Locate every line that holds the string "dengizining" and copy it.

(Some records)
::::
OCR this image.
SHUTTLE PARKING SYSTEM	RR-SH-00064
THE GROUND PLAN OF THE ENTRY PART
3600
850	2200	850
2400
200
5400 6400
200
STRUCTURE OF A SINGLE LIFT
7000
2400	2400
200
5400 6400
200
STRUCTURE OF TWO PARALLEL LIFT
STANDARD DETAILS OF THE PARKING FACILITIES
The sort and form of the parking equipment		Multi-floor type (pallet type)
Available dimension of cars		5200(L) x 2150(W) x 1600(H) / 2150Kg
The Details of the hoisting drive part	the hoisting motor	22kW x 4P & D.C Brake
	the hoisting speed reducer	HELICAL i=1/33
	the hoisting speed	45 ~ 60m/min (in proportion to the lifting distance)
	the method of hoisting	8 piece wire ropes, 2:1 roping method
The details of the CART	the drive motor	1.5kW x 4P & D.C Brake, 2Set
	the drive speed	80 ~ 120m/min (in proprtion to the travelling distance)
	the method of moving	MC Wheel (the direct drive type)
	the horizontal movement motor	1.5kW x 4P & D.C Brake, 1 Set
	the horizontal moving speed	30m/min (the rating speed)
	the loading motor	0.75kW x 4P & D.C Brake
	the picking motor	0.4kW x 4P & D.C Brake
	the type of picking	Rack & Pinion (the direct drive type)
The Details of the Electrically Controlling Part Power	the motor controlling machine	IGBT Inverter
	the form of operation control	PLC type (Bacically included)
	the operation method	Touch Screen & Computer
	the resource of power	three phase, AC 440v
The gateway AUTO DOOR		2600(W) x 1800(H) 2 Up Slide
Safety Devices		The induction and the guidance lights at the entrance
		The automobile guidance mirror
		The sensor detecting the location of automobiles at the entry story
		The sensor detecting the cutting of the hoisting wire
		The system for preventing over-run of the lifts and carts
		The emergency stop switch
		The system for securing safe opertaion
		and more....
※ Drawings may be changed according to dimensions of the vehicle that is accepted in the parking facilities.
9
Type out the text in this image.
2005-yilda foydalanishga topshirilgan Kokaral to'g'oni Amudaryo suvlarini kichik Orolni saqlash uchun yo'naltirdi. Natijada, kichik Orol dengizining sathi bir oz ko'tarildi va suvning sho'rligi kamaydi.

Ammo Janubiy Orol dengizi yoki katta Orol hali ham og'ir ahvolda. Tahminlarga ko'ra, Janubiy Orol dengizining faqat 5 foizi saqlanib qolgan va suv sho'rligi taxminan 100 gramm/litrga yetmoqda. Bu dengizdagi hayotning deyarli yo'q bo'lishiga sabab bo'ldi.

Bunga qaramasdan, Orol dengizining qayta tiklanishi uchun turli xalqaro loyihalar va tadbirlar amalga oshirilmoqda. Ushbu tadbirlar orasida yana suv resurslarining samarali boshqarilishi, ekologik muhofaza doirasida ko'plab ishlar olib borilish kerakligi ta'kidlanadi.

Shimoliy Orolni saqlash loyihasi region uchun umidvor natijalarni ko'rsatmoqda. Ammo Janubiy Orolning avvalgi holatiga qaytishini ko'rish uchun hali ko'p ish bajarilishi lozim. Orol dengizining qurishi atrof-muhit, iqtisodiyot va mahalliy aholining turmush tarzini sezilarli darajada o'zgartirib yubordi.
::::
→ **Complete answer**:
2005-yilda foydalanishga topshirilgan Kokaral to'g'oni Amudaryo suvlarini kichik Orolni saqlash uchun yo'naltirdi. Natijada, kichik Orol dengizining sathi bir oz ko'tarildi va suvning sho'rligi kamaydi.
Ammo Janubiy Orol dengizi yoki katta Orol hali ham og'ir ahvolda. Tahminlarga ko'ra, Janubiy Orol dengizining faqat 5 foizi saqlanib qolgan va suv sho'rligi taxminan 100 gramm/litrga yetmoqda. Bu dengizdagi hayotning deyarli yo'q bo'lishiga sabab bo'ldi.
Bunga qaramasdan, Orol dengizining qayta tiklanishi uchun turli xalqaro loyihalar va tadbirlar amalga oshirilmoqda. Ushbu tadbirlar orasida yana suv resurslarining samarali boshqarilishi, ekologik muhofaza doirasida ko'plab ishlar olib borilish kerakligi ta'kidlanadi.
Shimoliy Orolni saqlash loyihasi region uchun umidvor natijalarni ko'rsatmoqda. Ammo Janubiy Orolning avvalgi holatiga qaytishini ko'rish uchun hali ko'p ish bajarilishi lozim. Orol dengizining qurishi atrof-muhit, iqtisodiyot va mahalliy aholining turmush tarzini sezilarli darajada o'zgartirib yubordi.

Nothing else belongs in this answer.